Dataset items
• • • • • • •

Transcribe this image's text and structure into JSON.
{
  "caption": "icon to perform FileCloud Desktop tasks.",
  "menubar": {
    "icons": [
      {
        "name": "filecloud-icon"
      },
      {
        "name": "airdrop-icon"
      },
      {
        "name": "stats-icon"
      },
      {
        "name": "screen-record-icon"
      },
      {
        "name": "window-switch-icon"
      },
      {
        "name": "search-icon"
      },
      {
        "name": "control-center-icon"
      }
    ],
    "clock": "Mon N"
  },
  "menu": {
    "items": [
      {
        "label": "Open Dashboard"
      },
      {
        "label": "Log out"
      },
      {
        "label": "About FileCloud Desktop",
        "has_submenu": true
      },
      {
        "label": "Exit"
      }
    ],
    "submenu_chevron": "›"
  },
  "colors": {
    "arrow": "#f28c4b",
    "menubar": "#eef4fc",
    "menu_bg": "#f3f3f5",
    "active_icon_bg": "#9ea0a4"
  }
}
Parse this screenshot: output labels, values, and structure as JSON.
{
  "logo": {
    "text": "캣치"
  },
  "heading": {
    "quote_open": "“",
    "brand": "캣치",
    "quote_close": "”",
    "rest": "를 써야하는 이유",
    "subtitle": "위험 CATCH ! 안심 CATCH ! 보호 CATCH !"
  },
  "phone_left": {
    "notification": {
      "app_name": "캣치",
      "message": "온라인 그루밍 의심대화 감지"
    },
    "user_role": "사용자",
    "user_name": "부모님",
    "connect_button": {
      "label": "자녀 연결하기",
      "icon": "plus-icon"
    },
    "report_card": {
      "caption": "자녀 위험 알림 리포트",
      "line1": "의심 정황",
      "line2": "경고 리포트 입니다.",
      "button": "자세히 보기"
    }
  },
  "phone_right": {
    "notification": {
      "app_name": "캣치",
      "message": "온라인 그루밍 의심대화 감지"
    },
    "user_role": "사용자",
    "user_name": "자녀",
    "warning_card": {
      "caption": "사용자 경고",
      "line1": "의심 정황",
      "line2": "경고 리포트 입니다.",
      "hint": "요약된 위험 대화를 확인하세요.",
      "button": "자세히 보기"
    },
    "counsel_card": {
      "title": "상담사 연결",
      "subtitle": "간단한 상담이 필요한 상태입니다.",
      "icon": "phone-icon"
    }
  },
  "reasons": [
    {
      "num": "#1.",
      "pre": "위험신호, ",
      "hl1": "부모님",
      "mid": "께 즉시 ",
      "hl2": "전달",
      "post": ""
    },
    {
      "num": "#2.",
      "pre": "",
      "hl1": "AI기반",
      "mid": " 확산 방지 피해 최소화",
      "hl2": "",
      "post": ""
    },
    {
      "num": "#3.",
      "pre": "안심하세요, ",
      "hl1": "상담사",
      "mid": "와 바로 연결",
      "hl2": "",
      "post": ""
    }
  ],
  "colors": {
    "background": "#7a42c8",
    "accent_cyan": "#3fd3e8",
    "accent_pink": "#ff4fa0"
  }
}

• • • • • • •

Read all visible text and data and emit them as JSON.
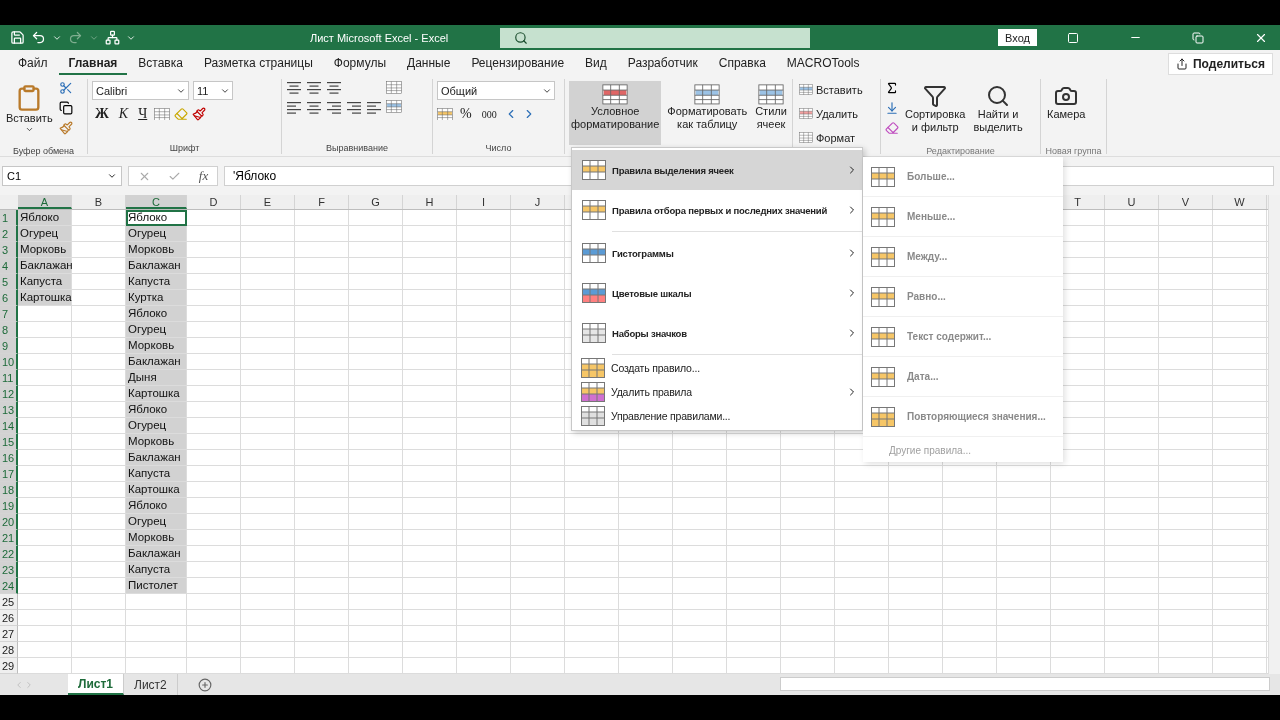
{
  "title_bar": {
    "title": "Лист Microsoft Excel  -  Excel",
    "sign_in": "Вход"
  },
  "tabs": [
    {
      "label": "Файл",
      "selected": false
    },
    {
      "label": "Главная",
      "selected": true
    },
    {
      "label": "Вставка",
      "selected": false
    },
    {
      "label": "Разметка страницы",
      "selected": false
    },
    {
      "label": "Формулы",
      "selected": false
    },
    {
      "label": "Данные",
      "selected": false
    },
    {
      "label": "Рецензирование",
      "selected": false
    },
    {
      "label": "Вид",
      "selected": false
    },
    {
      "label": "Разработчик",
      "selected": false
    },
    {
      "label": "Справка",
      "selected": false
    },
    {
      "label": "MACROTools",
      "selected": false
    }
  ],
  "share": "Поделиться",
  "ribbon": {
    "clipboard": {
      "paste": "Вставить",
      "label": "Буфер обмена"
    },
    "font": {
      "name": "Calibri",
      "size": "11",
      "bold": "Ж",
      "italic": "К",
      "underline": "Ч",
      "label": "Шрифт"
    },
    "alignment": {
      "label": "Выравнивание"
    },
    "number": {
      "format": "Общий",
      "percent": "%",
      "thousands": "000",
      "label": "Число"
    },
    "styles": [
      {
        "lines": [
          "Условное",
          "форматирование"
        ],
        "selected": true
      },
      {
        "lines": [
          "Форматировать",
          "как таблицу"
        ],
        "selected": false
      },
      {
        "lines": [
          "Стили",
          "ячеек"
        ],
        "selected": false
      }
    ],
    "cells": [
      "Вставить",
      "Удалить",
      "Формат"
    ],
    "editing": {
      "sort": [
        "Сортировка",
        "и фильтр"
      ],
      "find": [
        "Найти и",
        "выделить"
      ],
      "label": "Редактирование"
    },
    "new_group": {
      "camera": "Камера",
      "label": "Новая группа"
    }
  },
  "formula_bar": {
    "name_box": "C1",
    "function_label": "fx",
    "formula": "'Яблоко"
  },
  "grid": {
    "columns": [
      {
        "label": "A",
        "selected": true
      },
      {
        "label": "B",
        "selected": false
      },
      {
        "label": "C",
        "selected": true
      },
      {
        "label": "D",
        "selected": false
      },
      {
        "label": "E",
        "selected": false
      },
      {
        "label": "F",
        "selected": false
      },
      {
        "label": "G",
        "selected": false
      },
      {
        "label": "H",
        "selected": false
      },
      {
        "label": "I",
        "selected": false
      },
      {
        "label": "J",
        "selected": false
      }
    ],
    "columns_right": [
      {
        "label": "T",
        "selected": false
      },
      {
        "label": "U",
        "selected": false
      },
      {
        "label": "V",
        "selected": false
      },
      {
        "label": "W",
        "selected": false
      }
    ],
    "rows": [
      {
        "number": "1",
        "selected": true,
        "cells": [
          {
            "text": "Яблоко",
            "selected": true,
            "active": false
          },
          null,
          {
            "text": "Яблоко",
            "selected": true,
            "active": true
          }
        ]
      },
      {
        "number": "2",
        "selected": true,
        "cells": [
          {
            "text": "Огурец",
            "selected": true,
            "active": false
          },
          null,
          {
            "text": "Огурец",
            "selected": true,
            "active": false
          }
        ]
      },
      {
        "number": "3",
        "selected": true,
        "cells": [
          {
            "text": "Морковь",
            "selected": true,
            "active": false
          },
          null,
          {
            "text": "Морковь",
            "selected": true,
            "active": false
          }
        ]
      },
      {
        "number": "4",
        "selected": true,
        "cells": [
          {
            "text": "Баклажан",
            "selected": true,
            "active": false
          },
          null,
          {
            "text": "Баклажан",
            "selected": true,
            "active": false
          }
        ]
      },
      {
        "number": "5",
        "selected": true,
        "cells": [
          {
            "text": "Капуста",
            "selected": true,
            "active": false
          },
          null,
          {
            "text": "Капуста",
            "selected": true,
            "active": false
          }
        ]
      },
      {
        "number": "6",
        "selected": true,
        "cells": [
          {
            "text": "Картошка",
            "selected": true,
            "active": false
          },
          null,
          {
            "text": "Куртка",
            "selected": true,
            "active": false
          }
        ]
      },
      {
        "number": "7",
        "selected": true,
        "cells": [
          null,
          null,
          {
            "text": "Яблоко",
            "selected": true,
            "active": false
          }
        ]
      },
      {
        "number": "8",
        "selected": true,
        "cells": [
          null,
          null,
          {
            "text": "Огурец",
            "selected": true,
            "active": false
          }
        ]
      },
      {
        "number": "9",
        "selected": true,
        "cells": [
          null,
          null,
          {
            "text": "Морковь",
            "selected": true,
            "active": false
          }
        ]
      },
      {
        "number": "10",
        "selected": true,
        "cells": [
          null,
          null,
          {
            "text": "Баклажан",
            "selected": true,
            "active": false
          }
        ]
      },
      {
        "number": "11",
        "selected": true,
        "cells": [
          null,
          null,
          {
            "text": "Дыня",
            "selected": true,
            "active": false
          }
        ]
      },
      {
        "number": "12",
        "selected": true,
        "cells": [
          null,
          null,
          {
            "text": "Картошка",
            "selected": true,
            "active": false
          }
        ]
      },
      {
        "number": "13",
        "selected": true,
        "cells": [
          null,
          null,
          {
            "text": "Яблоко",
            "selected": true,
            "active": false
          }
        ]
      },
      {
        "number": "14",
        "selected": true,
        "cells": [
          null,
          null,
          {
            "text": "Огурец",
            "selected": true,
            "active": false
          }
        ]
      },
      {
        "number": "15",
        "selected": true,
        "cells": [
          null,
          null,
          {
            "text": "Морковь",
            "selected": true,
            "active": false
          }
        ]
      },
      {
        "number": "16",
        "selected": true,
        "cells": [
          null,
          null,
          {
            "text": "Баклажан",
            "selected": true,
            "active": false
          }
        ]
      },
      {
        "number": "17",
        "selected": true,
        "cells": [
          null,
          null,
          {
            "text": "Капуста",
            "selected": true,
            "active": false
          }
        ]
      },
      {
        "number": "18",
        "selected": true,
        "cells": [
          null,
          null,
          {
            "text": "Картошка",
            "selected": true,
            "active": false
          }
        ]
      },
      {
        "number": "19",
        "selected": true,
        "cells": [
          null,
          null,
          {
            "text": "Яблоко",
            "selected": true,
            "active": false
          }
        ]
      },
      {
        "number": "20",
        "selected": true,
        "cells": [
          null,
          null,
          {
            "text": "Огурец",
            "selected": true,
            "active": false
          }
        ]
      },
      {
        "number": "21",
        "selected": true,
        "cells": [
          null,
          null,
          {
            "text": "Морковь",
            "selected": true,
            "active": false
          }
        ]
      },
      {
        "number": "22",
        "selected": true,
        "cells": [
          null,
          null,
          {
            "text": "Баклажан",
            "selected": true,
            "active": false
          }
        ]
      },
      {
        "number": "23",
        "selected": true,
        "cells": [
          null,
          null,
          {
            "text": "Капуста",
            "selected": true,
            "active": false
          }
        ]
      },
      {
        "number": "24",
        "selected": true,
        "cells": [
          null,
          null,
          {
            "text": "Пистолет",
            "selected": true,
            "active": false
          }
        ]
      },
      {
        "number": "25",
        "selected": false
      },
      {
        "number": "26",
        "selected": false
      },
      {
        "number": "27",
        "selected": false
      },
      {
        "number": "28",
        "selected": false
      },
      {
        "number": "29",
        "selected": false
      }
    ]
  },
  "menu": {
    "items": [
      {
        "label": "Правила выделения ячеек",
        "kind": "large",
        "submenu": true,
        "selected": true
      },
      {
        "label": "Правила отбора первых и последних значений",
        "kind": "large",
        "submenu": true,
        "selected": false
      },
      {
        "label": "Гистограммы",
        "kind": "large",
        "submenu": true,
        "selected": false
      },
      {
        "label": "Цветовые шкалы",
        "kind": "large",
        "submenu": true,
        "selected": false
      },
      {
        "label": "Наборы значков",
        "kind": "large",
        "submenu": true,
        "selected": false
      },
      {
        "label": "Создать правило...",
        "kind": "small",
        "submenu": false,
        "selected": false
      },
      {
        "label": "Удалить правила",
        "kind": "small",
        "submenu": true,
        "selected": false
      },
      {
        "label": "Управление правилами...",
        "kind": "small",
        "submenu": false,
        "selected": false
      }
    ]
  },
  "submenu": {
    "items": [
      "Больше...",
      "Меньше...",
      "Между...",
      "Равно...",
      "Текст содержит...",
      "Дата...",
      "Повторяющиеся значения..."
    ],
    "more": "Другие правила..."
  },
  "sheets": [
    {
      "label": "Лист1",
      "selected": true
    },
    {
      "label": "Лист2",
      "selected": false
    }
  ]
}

• • • • • • •

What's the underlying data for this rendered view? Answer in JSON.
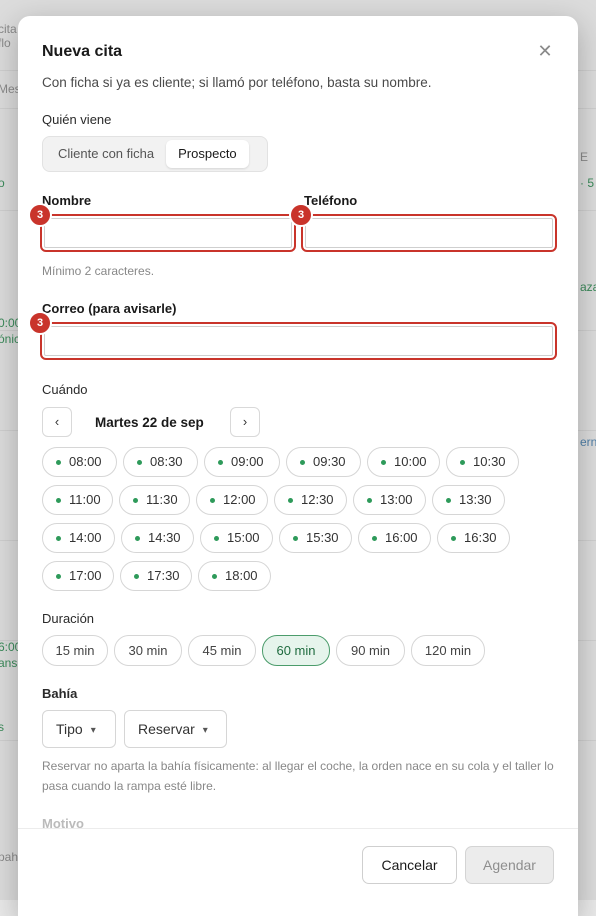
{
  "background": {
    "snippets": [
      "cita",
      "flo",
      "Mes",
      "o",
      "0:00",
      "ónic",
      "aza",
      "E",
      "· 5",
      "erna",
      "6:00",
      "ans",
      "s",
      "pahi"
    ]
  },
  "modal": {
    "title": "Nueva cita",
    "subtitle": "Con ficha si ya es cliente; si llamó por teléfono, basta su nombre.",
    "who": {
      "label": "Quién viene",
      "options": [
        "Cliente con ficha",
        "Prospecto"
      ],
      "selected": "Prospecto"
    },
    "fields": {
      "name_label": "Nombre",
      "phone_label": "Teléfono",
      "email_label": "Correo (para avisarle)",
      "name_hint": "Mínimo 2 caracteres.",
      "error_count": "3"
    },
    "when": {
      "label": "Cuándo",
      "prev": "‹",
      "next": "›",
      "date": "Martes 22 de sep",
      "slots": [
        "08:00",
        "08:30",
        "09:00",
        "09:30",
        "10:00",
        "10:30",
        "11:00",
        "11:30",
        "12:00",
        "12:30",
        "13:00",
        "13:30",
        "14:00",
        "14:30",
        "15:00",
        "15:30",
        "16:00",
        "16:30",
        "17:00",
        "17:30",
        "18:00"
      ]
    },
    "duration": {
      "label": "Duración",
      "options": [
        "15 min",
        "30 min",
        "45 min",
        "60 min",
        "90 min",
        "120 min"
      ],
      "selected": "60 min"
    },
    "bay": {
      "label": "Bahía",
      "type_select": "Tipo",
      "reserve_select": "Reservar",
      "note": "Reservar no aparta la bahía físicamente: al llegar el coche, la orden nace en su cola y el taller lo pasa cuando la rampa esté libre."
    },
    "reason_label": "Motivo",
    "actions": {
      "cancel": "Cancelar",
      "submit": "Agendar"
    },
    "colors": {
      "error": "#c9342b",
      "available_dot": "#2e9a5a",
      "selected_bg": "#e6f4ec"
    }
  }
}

• • • • • • •

## What is being asked
Write out every line of the preceding listing that contains "ячеек".

## Solution below
          "ячеек"
        "label": "Правила выделения ячеек",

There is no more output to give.